• _What needs to be done_
Pull out every line containing the string "район".

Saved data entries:
+++

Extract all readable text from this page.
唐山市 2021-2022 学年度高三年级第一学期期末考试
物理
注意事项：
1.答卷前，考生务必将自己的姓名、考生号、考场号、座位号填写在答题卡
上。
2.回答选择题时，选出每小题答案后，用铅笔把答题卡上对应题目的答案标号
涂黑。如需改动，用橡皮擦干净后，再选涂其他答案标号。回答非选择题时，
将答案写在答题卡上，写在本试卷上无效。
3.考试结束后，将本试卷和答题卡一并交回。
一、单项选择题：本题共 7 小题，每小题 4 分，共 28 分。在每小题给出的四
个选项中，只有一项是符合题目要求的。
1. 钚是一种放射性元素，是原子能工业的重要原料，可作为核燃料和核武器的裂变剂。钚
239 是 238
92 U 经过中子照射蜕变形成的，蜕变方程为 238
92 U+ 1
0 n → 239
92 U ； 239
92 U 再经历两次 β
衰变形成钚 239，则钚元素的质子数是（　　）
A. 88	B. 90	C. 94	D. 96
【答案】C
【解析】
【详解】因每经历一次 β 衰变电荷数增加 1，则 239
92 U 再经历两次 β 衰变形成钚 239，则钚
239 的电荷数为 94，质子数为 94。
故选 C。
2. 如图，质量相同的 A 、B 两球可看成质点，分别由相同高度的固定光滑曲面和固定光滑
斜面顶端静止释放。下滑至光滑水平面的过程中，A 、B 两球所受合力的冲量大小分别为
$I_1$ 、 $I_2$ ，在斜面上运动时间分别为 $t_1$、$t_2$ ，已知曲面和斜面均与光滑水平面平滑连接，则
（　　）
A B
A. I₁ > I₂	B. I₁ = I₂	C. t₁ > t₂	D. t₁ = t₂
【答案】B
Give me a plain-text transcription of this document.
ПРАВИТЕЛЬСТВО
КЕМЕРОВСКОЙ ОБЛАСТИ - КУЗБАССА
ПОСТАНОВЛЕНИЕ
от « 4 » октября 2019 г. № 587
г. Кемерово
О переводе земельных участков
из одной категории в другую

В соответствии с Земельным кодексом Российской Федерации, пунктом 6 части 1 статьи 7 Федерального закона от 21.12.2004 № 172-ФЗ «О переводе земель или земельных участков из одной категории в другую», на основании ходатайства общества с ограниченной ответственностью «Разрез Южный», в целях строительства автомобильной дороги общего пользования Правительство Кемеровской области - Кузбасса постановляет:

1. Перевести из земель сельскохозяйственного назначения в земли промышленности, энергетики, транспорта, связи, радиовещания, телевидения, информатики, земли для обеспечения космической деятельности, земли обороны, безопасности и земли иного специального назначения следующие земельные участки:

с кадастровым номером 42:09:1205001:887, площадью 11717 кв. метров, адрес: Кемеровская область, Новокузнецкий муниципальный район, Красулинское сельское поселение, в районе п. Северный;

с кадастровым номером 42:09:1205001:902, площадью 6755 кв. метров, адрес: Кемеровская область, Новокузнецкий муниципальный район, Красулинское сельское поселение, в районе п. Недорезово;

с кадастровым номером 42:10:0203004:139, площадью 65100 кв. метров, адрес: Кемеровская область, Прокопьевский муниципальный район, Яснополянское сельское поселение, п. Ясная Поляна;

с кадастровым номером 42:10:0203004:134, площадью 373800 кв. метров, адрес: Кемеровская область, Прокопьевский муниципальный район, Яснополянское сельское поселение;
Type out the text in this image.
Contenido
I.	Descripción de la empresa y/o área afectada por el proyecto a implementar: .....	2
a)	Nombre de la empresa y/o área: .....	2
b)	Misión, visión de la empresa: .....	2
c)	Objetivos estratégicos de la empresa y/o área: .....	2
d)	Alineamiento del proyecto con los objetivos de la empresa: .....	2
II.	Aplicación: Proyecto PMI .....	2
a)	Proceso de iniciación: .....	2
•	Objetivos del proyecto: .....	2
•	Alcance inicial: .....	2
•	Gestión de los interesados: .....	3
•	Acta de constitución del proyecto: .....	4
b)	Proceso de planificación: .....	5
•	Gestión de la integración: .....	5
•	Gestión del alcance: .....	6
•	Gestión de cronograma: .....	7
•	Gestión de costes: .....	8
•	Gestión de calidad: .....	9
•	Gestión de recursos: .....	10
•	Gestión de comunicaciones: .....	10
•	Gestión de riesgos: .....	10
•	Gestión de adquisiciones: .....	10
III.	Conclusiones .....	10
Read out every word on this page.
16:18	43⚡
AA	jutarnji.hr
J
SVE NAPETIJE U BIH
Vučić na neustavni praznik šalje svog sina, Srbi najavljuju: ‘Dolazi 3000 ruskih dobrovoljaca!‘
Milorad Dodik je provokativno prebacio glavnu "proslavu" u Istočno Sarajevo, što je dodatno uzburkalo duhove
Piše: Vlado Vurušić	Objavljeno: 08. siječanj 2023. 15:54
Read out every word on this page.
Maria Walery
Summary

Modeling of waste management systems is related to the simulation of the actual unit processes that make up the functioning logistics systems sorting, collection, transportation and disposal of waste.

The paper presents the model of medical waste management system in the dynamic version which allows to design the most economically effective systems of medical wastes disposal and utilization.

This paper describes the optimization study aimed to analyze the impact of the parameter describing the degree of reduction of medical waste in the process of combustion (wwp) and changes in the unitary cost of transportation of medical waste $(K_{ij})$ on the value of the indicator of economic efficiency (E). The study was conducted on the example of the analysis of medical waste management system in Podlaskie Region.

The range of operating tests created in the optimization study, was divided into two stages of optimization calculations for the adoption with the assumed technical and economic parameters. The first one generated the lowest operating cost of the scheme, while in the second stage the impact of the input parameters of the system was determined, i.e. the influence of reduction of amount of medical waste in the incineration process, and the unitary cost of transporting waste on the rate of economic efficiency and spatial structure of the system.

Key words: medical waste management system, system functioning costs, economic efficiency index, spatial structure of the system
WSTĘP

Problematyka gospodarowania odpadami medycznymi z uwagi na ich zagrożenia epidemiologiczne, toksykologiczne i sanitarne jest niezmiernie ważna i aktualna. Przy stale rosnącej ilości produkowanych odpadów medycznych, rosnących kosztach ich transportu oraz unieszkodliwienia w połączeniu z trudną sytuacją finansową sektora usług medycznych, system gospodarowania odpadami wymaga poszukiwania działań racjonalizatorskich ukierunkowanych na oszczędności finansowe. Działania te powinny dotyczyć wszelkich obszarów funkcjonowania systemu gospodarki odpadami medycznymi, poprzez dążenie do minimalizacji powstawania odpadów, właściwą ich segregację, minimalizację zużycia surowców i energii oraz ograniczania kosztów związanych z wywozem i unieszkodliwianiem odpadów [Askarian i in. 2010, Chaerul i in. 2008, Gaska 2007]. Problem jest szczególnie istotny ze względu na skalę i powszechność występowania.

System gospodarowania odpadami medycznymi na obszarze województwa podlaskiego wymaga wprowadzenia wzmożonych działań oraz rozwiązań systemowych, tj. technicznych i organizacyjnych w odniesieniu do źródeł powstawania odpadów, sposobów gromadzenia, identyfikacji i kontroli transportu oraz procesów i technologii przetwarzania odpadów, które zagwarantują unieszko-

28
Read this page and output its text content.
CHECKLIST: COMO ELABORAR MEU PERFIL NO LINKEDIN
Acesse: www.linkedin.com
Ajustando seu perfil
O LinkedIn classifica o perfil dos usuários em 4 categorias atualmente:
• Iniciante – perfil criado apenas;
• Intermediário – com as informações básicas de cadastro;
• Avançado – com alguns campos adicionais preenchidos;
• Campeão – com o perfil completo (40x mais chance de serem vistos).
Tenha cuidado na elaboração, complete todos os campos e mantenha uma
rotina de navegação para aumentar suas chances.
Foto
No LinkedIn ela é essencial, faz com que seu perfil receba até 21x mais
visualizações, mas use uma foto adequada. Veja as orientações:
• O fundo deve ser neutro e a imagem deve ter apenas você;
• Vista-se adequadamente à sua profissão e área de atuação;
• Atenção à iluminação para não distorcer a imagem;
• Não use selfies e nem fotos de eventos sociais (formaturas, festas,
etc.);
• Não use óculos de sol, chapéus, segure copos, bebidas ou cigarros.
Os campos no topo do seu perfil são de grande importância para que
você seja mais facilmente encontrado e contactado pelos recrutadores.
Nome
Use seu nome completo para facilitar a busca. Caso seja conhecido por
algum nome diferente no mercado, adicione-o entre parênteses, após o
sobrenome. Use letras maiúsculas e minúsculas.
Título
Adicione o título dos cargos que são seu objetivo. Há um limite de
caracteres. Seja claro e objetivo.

+++

• _Written answer_
с кадастровым номером 42:09:1205001:887, площадью 11717 кв. метров, адрес: Кемеровская область, Новокузнецкий муниципальный район, Красулинское сельское поселение, в районе п. Северный;
с кадастровым номером 42:09:1205001:902, площадью 6755 кв. метров, адрес: Кемеровская область, Новокузнецкий муниципальный район, Красулинское сельское поселение, в районе п. Недорезово;
с кадастровым номером 42:10:0203004:139, площадью 65100 кв. метров, адрес: Кемеровская область, Прокопьевский муниципальный район, Яснополянское сельское поселение, п. Ясная Поляна;
с кадастровым номером 42:10:0203004:134, площадью 373800 кв. метров, адрес: Кемеровская область, Прокопьевский муниципальный район, Яснополянское сельское поселение;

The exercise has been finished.